Aim of the exercise. Go through the material below and copy all lines with "true".

Records to process.
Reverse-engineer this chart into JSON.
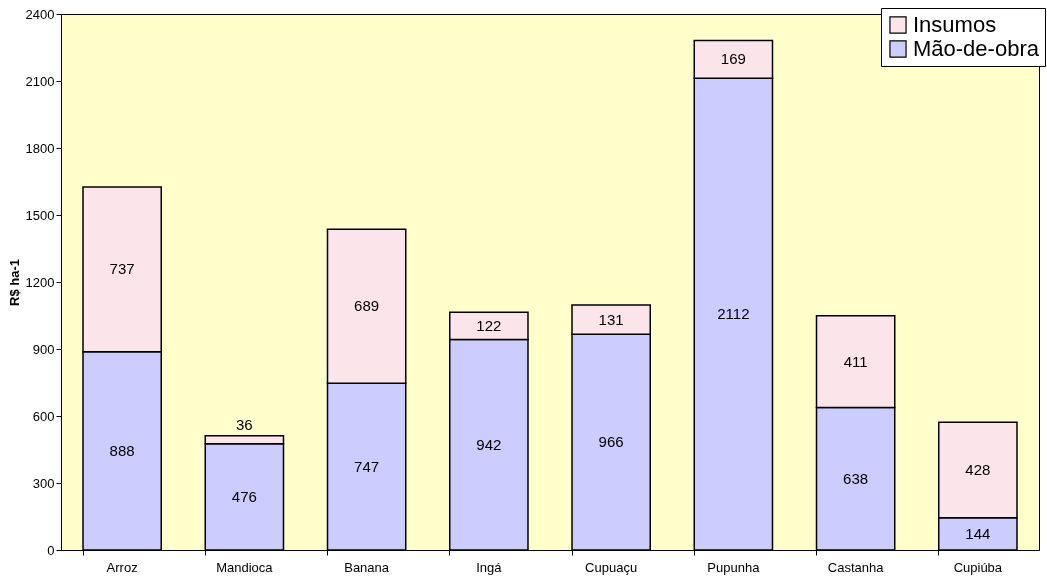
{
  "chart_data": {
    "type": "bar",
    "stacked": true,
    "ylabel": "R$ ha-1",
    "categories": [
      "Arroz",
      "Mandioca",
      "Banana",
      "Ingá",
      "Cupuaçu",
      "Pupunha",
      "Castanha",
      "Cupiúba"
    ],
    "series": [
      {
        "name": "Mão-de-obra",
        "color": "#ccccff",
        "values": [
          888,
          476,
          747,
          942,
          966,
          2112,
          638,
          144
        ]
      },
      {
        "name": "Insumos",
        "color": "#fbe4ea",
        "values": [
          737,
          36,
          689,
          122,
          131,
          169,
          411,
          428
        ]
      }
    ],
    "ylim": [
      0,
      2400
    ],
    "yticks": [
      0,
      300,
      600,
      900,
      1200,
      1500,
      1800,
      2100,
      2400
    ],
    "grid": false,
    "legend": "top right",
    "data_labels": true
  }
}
---
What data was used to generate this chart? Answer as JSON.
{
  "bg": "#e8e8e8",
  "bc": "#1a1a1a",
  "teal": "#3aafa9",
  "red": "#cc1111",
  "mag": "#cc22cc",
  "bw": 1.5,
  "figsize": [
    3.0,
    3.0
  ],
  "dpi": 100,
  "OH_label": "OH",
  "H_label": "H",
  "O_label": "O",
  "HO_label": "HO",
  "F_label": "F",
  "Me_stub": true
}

Output for this task.
    "stacked": true,
    "data_labels": true
  "Me_stub": true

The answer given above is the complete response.